PROBLEM DESCRIPTION>
Repeat each record exactly as written, and drop any images.

DATA ENTRIES>
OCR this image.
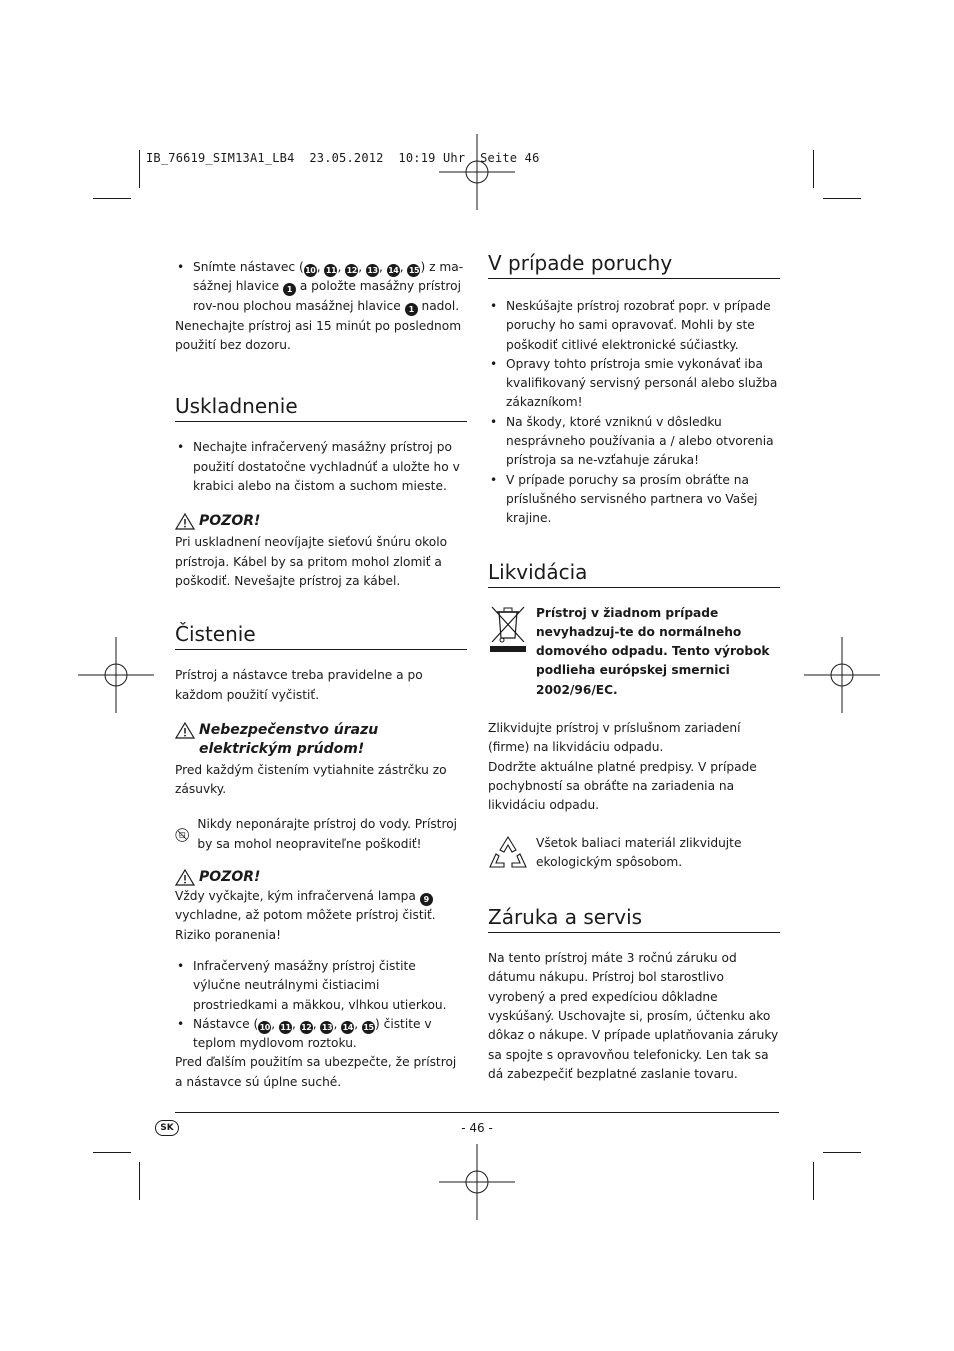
IB_76619_SIM13A1_LB4  23.05.2012  10:19 Uhr  Seite 46
• Snímte nástavec (10, 11, 12, 13, 14, 15) z ma-sážnej hlavice 1 a položte masážny prístroj rov-nou plochou masážnej hlavice 1 nadol.

Nenechajte prístroj asi 15 minút po poslednom použití bez dozoru.

Uskladnenie
• Nechajte infračervený masážny prístroj po použití dostatočne vychladnúť a uložte ho v krabici alebo na čistom a suchom mieste.
POZOR!

Pri uskladnení neovíjajte sieťovú šnúru okolo prístroja. Kábel by sa pritom mohol zlomiť a poškodiť. Nevešajte prístroj za kábel.

Čistenie

Prístroj a nástavce treba pravidelne a po každom použití vyčistiť.

Nebezpečenstvo úrazu elektrickým prúdom!

Pred každým čistením vytiahnite zástrčku zo zásuvky.

Nikdy neponárajte prístroj do vody. Prístroj by sa mohol neopraviteľne poškodiť!

POZOR!

Vždy vyčkajte, kým infračervená lampa 9 vychladne, až potom môžete prístroj čistiť.

Riziko poranenia!

• Infračervený masážny prístroj čistite výlučne neutrálnymi čistiacimi prostriedkami a mäkkou, vlhkou utierkou.
• Nástavce (10, 11, 12, 13, 14, 15) čistite v teplom mydlovom roztoku.

Pred ďalším použitím sa ubezpečte, že prístroj a nástavce sú úplne suché.

V prípade poruchy
• Neskúšajte prístroj rozobrať popr. v prípade poruchy ho sami opravovať. Mohli by ste poškodiť citlivé elektronické súčiastky.
• Opravy tohto prístroja smie vykonávať iba kvalifikovaný servisný personál alebo služba zákazníkom!
• Na škody, ktoré vzniknú v dôsledku nesprávneho používania a / alebo otvorenia prístroja sa ne-vzťahuje záruka!
• V prípade poruchy sa prosím obráťte na príslušného servisného partnera vo Vašej krajine.
Likvidácia

Prístroj v žiadnom prípade nevyhadzuj-te do normálneho domového odpadu. Tento výrobok podlieha európskej smernici 2002/96/EC.

Zlikvidujte prístroj v príslušnom zariadení (firme) na likvidáciu odpadu.

Dodržte aktuálne platné predpisy. V prípade pochybností sa obráťte na zariadenia na likvidáciu odpadu.

Všetok baliaci materiál zlikvidujte ekologickým spôsobom.

Záruka a servis

Na tento prístroj máte 3 ročnú záruku od dátumu nákupu. Prístroj bol starostlivo vyrobený a pred expedíciou dôkladne vyskúšaný. Uschovajte si, prosím, účtenku ako dôkaz o nákupe. V prípade uplatňovania záruky sa spojte s opravovňou telefonicky. Len tak sa dá zabezpečiť bezplatné zaslanie tovaru.

SK	- 46 -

REPLY TO THE TASK>
OCR this image.
IB_76619_SIM13A1_LB4  23.05.2012  10:19 Uhr  Seite 46
• Snímte nástavec (10, 11, 12, 13, 14, 15) z ma-sážnej hlavice 1 a položte masážny prístroj rov-nou plochou masážnej hlavice 1 nadol.

Nenechajte prístroj asi 15 minút po poslednom použití bez dozoru.

Uskladnenie
• Nechajte infračervený masážny prístroj po použití dostatočne vychladnúť a uložte ho v krabici alebo na čistom a suchom mieste.
POZOR!

Pri uskladnení neovíjajte sieťovú šnúru okolo prístroja. Kábel by sa pritom mohol zlomiť a poškodiť. Nevešajte prístroj za kábel.

Čistenie

Prístroj a nástavce treba pravidelne a po každom použití vyčistiť.

Nebezpečenstvo úrazu elektrickým prúdom!

Pred každým čistením vytiahnite zástrčku zo zásuvky.

Nikdy neponárajte prístroj do vody. Prístroj by sa mohol neopraviteľne poškodiť!

POZOR!

Vždy vyčkajte, kým infračervená lampa 9 vychladne, až potom môžete prístroj čistiť.

Riziko poranenia!

• Infračervený masážny prístroj čistite výlučne neutrálnymi čistiacimi prostriedkami a mäkkou, vlhkou utierkou.
• Nástavce (10, 11, 12, 13, 14, 15) čistite v teplom mydlovom roztoku.

Pred ďalším použitím sa ubezpečte, že prístroj a nástavce sú úplne suché.

V prípade poruchy
• Neskúšajte prístroj rozobrať popr. v prípade poruchy ho sami opravovať. Mohli by ste poškodiť citlivé elektronické súčiastky.
• Opravy tohto prístroja smie vykonávať iba kvalifikovaný servisný personál alebo služba zákazníkom!
• Na škody, ktoré vzniknú v dôsledku nesprávneho používania a / alebo otvorenia prístroja sa ne-vzťahuje záruka!
• V prípade poruchy sa prosím obráťte na príslušného servisného partnera vo Vašej krajine.
Likvidácia

Prístroj v žiadnom prípade nevyhadzuj-te do normálneho domového odpadu. Tento výrobok podlieha európskej smernici 2002/96/EC.

Zlikvidujte prístroj v príslušnom zariadení (firme) na likvidáciu odpadu.

Dodržte aktuálne platné predpisy. V prípade pochybností sa obráťte na zariadenia na likvidáciu odpadu.

Všetok baliaci materiál zlikvidujte ekologickým spôsobom.

Záruka a servis

Na tento prístroj máte 3 ročnú záruku od dátumu nákupu. Prístroj bol starostlivo vyrobený a pred expedíciou dôkladne vyskúšaný. Uschovajte si, prosím, účtenku ako dôkaz o nákupe. V prípade uplatňovania záruky sa spojte s opravovňou telefonicky. Len tak sa dá zabezpečiť bezplatné zaslanie tovaru.

SK	- 46 -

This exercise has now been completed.